(INSTRUCTION): All of the data below must be repeated exactly.

## Begin DATA SHOWN

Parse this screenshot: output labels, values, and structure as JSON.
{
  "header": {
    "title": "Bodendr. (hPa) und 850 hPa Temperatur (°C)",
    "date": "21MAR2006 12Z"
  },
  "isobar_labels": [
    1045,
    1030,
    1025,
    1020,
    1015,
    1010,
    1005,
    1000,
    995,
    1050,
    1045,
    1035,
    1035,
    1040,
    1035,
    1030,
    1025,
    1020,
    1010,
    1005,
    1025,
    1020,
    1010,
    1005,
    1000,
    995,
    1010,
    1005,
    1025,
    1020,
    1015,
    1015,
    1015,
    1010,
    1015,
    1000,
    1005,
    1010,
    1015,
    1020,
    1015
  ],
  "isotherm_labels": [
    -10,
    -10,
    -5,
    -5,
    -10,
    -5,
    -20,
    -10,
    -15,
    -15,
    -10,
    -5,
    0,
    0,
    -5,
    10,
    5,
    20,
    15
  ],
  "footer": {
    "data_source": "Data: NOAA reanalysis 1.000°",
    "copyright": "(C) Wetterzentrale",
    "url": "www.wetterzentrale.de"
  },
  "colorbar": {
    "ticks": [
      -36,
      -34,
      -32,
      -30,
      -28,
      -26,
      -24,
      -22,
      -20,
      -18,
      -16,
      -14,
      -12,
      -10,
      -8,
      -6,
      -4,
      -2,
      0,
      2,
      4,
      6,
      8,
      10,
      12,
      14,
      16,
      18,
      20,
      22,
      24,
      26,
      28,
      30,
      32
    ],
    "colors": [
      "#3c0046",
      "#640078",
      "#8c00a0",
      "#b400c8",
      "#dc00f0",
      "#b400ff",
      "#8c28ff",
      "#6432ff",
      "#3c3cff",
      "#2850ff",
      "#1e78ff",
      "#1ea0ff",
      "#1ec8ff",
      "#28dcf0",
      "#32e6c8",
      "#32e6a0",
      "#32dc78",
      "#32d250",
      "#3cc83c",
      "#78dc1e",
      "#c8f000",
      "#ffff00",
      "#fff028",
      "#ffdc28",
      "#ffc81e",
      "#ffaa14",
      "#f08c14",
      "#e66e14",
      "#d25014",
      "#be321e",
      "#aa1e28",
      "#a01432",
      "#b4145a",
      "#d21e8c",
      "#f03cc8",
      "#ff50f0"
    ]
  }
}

## End DATA SHOWN

(RESPONSE FOR THIS EXERCISE):
Parse this screenshot: output labels, values, and structure as JSON.
{
  "header": {
    "title": "Bodendr. (hPa) und 850 hPa Temperatur (°C)",
    "date": "21MAR2006 12Z"
  },
  "isobar_labels": [
    1045,
    1030,
    1025,
    1020,
    1015,
    1010,
    1005,
    1000,
    995,
    1050,
    1045,
    1035,
    1035,
    1040,
    1035,
    1030,
    1025,
    1020,
    1010,
    1005,
    1025,
    1020,
    1010,
    1005,
    1000,
    995,
    1010,
    1005,
    1025,
    1020,
    1015,
    1015,
    1015,
    1010,
    1015,
    1000,
    1005,
    1010,
    1015,
    1020,
    1015
  ],
  "isotherm_labels": [
    -10,
    -10,
    -5,
    -5,
    -10,
    -5,
    -20,
    -10,
    -15,
    -15,
    -10,
    -5,
    0,
    0,
    -5,
    10,
    5,
    20,
    15
  ],
  "footer": {
    "data_source": "Data: NOAA reanalysis 1.000°",
    "copyright": "(C) Wetterzentrale",
    "url": "www.wetterzentrale.de"
  },
  "colorbar": {
    "ticks": [
      -36,
      -34,
      -32,
      -30,
      -28,
      -26,
      -24,
      -22,
      -20,
      -18,
      -16,
      -14,
      -12,
      -10,
      -8,
      -6,
      -4,
      -2,
      0,
      2,
      4,
      6,
      8,
      10,
      12,
      14,
      16,
      18,
      20,
      22,
      24,
      26,
      28,
      30,
      32
    ],
    "colors": [
      "#3c0046",
      "#640078",
      "#8c00a0",
      "#b400c8",
      "#dc00f0",
      "#b400ff",
      "#8c28ff",
      "#6432ff",
      "#3c3cff",
      "#2850ff",
      "#1e78ff",
      "#1ea0ff",
      "#1ec8ff",
      "#28dcf0",
      "#32e6c8",
      "#32e6a0",
      "#32dc78",
      "#32d250",
      "#3cc83c",
      "#78dc1e",
      "#c8f000",
      "#ffff00",
      "#fff028",
      "#ffdc28",
      "#ffc81e",
      "#ffaa14",
      "#f08c14",
      "#e66e14",
      "#d25014",
      "#be321e",
      "#aa1e28",
      "#a01432",
      "#b4145a",
      "#d21e8c",
      "#f03cc8",
      "#ff50f0"
    ]
  }
}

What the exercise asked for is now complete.